** Written request **
Extract all lines that hold "Earnings" from the records below.

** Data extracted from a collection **
################

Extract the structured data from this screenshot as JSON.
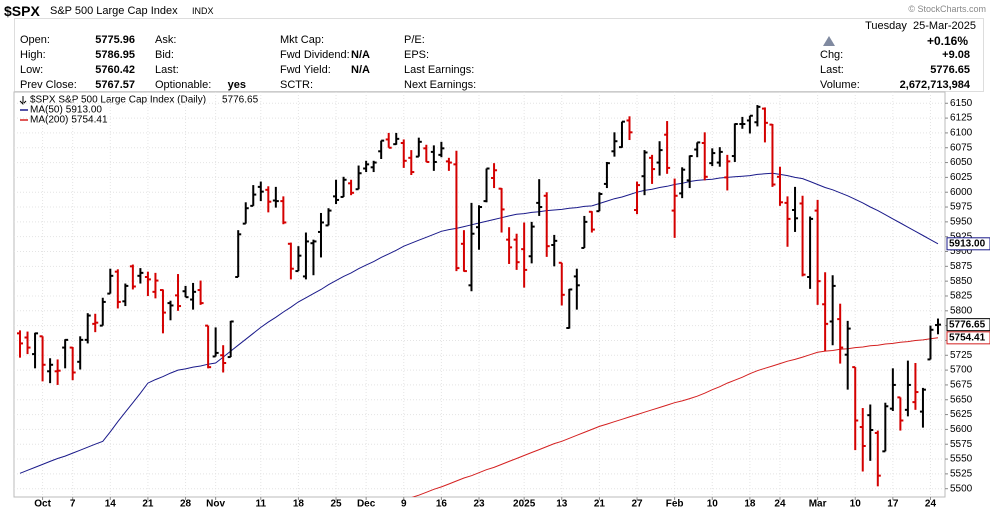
{
  "header": {
    "symbol": "$SPX",
    "name": "S&P 500 Large Cap Index",
    "exchange": "INDX",
    "watermark": "© StockCharts.com",
    "date": "Tuesday  25-Mar-2025",
    "change_pct": "+0.16%",
    "columns": [
      [
        {
          "label": "Open:",
          "value": 5775.96
        },
        {
          "label": "High:",
          "value": 5786.95
        },
        {
          "label": "Low:",
          "value": 5760.42
        },
        {
          "label": "Prev Close:",
          "value": 5767.57
        }
      ],
      [
        {
          "label": "Ask:"
        },
        {
          "label": "Bid:"
        },
        {
          "label": "Last:"
        },
        {
          "label": "Optionable:",
          "value": "yes"
        }
      ],
      [
        {
          "label": "Mkt Cap:"
        },
        {
          "label": "Fwd Dividend:",
          "value": "N/A"
        },
        {
          "label": "Fwd Yield:",
          "value": "N/A"
        },
        {
          "label": "SCTR:"
        }
      ],
      [
        {
          "label": "P/E:"
        },
        {
          "label": "EPS:"
        },
        {
          "label": "Last Earnings:"
        },
        {
          "label": "Next Earnings:"
        }
      ],
      [
        {
          "label": "Chg:",
          "value": "+9.08"
        },
        {
          "label": "Last:",
          "value": 5776.65
        },
        {
          "label": "Volume:",
          "value": "2,672,713,984"
        }
      ]
    ]
  },
  "chart_data": {
    "type": "ohlc",
    "legend_title": "$SPX S&P 500 Large Cap Index (Daily)",
    "up_color": "#000000",
    "down_color": "#d40000",
    "grid": true,
    "ylim": [
      5486,
      6169
    ],
    "yticks": [
      5500,
      5525,
      5550,
      5575,
      5600,
      5625,
      5650,
      5675,
      5700,
      5725,
      5750,
      5775,
      5800,
      5825,
      5850,
      5875,
      5900,
      5925,
      5950,
      5975,
      6000,
      6025,
      6050,
      6075,
      6100,
      6125,
      6150
    ],
    "xticks": [
      {
        "value": 3,
        "label": "Oct"
      },
      {
        "value": 7,
        "label": "7"
      },
      {
        "value": 12,
        "label": "14"
      },
      {
        "value": 17,
        "label": "21"
      },
      {
        "value": 22,
        "label": "28"
      },
      {
        "value": 26,
        "label": "Nov"
      },
      {
        "value": 32,
        "label": "11"
      },
      {
        "value": 37,
        "label": "18"
      },
      {
        "value": 42,
        "label": "25"
      },
      {
        "value": 46,
        "label": "Dec"
      },
      {
        "value": 51,
        "label": "9"
      },
      {
        "value": 56,
        "label": "16"
      },
      {
        "value": 61,
        "label": "23"
      },
      {
        "value": 67,
        "label": "2025"
      },
      {
        "value": 72,
        "label": "13"
      },
      {
        "value": 77,
        "label": "21"
      },
      {
        "value": 82,
        "label": "27"
      },
      {
        "value": 87,
        "label": "Feb"
      },
      {
        "value": 92,
        "label": "10"
      },
      {
        "value": 97,
        "label": "18"
      },
      {
        "value": 101,
        "label": "24"
      },
      {
        "value": 106,
        "label": "Mar"
      },
      {
        "value": 111,
        "label": "10"
      },
      {
        "value": 116,
        "label": "17"
      },
      {
        "value": 121,
        "label": "24"
      }
    ],
    "open": [
      5762,
      5755,
      5727,
      5757,
      5698,
      5698,
      5738,
      5738,
      5714,
      5751,
      5778,
      5775,
      5829,
      5866,
      5816,
      5875,
      5859,
      5857,
      5832,
      5835,
      5813,
      5826,
      5833,
      5819,
      5835,
      5775,
      5723,
      5725,
      5722,
      5857,
      5947,
      5977,
      6009,
      6004,
      5986,
      5985,
      5913,
      5867,
      5858,
      5914,
      5933,
      5944,
      5993,
      5992,
      6015,
      6005,
      6040,
      6042,
      6069,
      6089,
      6081,
      6083,
      6058,
      6060,
      6074,
      6068,
      6063,
      6052,
      6047,
      5913,
      5843,
      5941,
      5985,
      6024,
      6006,
      5920,
      5920,
      5904,
      5892,
      5982,
      5994,
      5911,
      5881,
      5771,
      5858,
      5906,
      5967,
      5968,
      6014,
      6069,
      6076,
      6121,
      5970,
      6027,
      6058,
      6050,
      6097,
      5969,
      5998,
      6020,
      6072,
      6083,
      6049,
      6050,
      6025,
      6061,
      6115,
      6121,
      6118,
      6141,
      6114,
      6026,
      5982,
      5970,
      5981,
      5857,
      5969,
      5811,
      5782,
      5786,
      5726,
      5705,
      5604,
      5624,
      5594,
      5563,
      5635,
      5654,
      5633,
      5646,
      5630,
      5718,
      5775.96
    ],
    "high": [
      5767,
      5765,
      5763,
      5757,
      5720,
      5718,
      5752,
      5739,
      5757,
      5796,
      5795,
      5822,
      5871,
      5870,
      5846,
      5878,
      5872,
      5866,
      5864,
      5836,
      5817,
      5862,
      5842,
      5847,
      5851,
      5775,
      5772,
      5742,
      5783,
      5936,
      5983,
      6012,
      6018,
      6010,
      6009,
      5993,
      5915,
      5909,
      5932,
      5920,
      5965,
      5973,
      6021,
      6026,
      6021,
      6045,
      6053,
      6053,
      6087,
      6100,
      6100,
      6089,
      6071,
      6092,
      6080,
      6079,
      6085,
      6058,
      6070,
      5936,
      5982,
      5978,
      6040,
      6049,
      6007,
      5941,
      5930,
      5949,
      5950,
      6022,
      6000,
      5928,
      5881,
      5837,
      5871,
      5960,
      5968,
      6000,
      6051,
      6101,
      6119,
      6128,
      6018,
      6071,
      6063,
      6086,
      6120,
      6023,
      6042,
      6062,
      6084,
      6101,
      6074,
      6076,
      6063,
      6116,
      6127,
      6129,
      6147,
      6143,
      6115,
      6043,
      5993,
      6009,
      5994,
      5959,
      5987,
      5865,
      5860,
      5812,
      5783,
      5705,
      5636,
      5642,
      5598,
      5645,
      5703,
      5654,
      5716,
      5712,
      5670,
      5775,
      5786.95
    ],
    "low": [
      5721,
      5727,
      5703,
      5681,
      5678,
      5675,
      5703,
      5683,
      5701,
      5745,
      5764,
      5775,
      5829,
      5804,
      5808,
      5836,
      5846,
      5825,
      5821,
      5762,
      5784,
      5800,
      5823,
      5802,
      5810,
      5703,
      5723,
      5696,
      5722,
      5857,
      5947,
      5977,
      5985,
      5966,
      5974,
      5946,
      5853,
      5867,
      5853,
      5860,
      5890,
      5944,
      5980,
      5992,
      5995,
      6005,
      6034,
      6034,
      6056,
      6075,
      6080,
      6041,
      6029,
      6060,
      6051,
      6036,
      6059,
      6036,
      5867,
      5866,
      5833,
      5903,
      5983,
      6007,
      5932,
      5879,
      5869,
      5839,
      5880,
      5960,
      5891,
      5875,
      5809,
      5770,
      5802,
      5906,
      5932,
      5968,
      6007,
      6060,
      6075,
      6088,
      5963,
      5995,
      6014,
      6028,
      6031,
      5923,
      5990,
      6007,
      6059,
      6020,
      6044,
      6043,
      6003,
      6051,
      6107,
      6099,
      6111,
      6084,
      6009,
      5977,
      5908,
      5933,
      5858,
      5837,
      5810,
      5732,
      5742,
      5711,
      5667,
      5565,
      5529,
      5547,
      5504,
      5563,
      5631,
      5598,
      5622,
      5633,
      5603,
      5718,
      5760.42
    ],
    "close": [
      5745,
      5738,
      5762,
      5709,
      5709,
      5699,
      5751,
      5696,
      5751,
      5792,
      5780,
      5815,
      5859,
      5815,
      5842,
      5841,
      5864,
      5853,
      5851,
      5797,
      5809,
      5808,
      5823,
      5832,
      5813,
      5705,
      5729,
      5712,
      5782,
      5929,
      5973,
      5996,
      6001,
      5984,
      5985,
      5949,
      5871,
      5893,
      5917,
      5917,
      5949,
      5969,
      5987,
      6021,
      5999,
      6032,
      6047,
      6050,
      6087,
      6075,
      6090,
      6053,
      6034,
      6085,
      6051,
      6051,
      6074,
      6050,
      5872,
      5867,
      5930,
      5975,
      6040,
      6037,
      5971,
      5907,
      5882,
      5869,
      5942,
      5975,
      5909,
      5918,
      5827,
      5836,
      5843,
      5950,
      5937,
      5997,
      6049,
      6086,
      6119,
      6101,
      6012,
      6067,
      6039,
      6071,
      6041,
      5994,
      6038,
      6061,
      6084,
      6026,
      6066,
      6068,
      6052,
      6115,
      6115,
      6129,
      6144,
      6117,
      6013,
      5983,
      5955,
      5956,
      5861,
      5955,
      5850,
      5778,
      5842,
      5738,
      5770,
      5615,
      5572,
      5599,
      5522,
      5639,
      5675,
      5615,
      5675,
      5663,
      5667,
      5768,
      5776.65
    ],
    "series": [
      {
        "name": "MA(50)",
        "color": "#1a1a8a",
        "last_label": "5913.00",
        "values": [
          5526,
          5531,
          5536,
          5541,
          5546,
          5551,
          5555,
          5560,
          5565,
          5570,
          5575,
          5580,
          5596,
          5613,
          5629,
          5645,
          5661,
          5678,
          5684,
          5689,
          5695,
          5700,
          5702,
          5705,
          5707,
          5710,
          5712,
          5722,
          5732,
          5742,
          5752,
          5762,
          5772,
          5781,
          5789,
          5798,
          5806,
          5815,
          5822,
          5829,
          5836,
          5844,
          5851,
          5858,
          5864,
          5871,
          5877,
          5883,
          5890,
          5896,
          5902,
          5909,
          5914,
          5919,
          5924,
          5929,
          5934,
          5937,
          5939,
          5942,
          5945,
          5948,
          5951,
          5954,
          5957,
          5960,
          5963,
          5964,
          5966,
          5967,
          5969,
          5970,
          5971,
          5973,
          5974,
          5976,
          5977,
          5981,
          5985,
          5989,
          5992,
          5996,
          6000,
          6003,
          6005,
          6008,
          6010,
          6013,
          6015,
          6018,
          6020,
          6021,
          6022,
          6024,
          6025,
          6026,
          6027,
          6028,
          6030,
          6031,
          6032,
          6030,
          6028,
          6025,
          6023,
          6018,
          6013,
          6008,
          6004,
          5999,
          5994,
          5988,
          5982,
          5975,
          5969,
          5962,
          5955,
          5948,
          5941,
          5934,
          5927,
          5920,
          5913
        ]
      },
      {
        "name": "MA(200)",
        "color": "#d42020",
        "last_label": "5754.41",
        "values": [
          null,
          null,
          null,
          null,
          null,
          null,
          null,
          null,
          null,
          null,
          null,
          null,
          null,
          null,
          null,
          null,
          null,
          null,
          null,
          null,
          null,
          null,
          null,
          null,
          null,
          null,
          null,
          null,
          null,
          null,
          null,
          null,
          null,
          null,
          null,
          null,
          null,
          null,
          null,
          null,
          null,
          null,
          null,
          null,
          null,
          null,
          null,
          null,
          null,
          null,
          null,
          5480,
          5485,
          5489,
          5494,
          5499,
          5503,
          5508,
          5513,
          5518,
          5522,
          5527,
          5532,
          5536,
          5541,
          5546,
          5551,
          5556,
          5561,
          5566,
          5571,
          5576,
          5580,
          5585,
          5590,
          5595,
          5600,
          5605,
          5609,
          5613,
          5617,
          5621,
          5625,
          5629,
          5633,
          5637,
          5641,
          5645,
          5648,
          5652,
          5656,
          5661,
          5667,
          5672,
          5678,
          5683,
          5688,
          5694,
          5699,
          5703,
          5707,
          5711,
          5715,
          5718,
          5722,
          5726,
          5730,
          5732,
          5733,
          5735,
          5736,
          5738,
          5739,
          5741,
          5742,
          5744,
          5745,
          5747,
          5748,
          5750,
          5751,
          5753,
          5754.41
        ]
      }
    ]
  }
}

################

** The reply **
          "label": "Last Earnings:"
          "label": "Next Earnings:"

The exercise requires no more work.